• _The records_
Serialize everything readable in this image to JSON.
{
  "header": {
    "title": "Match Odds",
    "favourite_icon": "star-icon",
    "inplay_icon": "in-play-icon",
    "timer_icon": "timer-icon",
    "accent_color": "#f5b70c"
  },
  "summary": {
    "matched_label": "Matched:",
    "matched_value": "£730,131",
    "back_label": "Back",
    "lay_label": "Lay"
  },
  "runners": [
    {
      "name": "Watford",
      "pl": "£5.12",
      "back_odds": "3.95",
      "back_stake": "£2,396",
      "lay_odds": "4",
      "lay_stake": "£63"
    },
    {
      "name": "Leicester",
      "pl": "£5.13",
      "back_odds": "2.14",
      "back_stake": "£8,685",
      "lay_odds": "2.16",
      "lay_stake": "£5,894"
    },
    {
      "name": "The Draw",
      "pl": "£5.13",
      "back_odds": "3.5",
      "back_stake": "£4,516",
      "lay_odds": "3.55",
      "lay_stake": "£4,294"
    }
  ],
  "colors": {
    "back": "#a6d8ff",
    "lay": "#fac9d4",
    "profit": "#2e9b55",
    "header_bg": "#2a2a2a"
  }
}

• _Instructions to follow_
Find the string "name" in the listing and return every line that holds it.

• _Full output_
      "name": "Watford",
      "name": "Leicester",
      "name": "The Draw",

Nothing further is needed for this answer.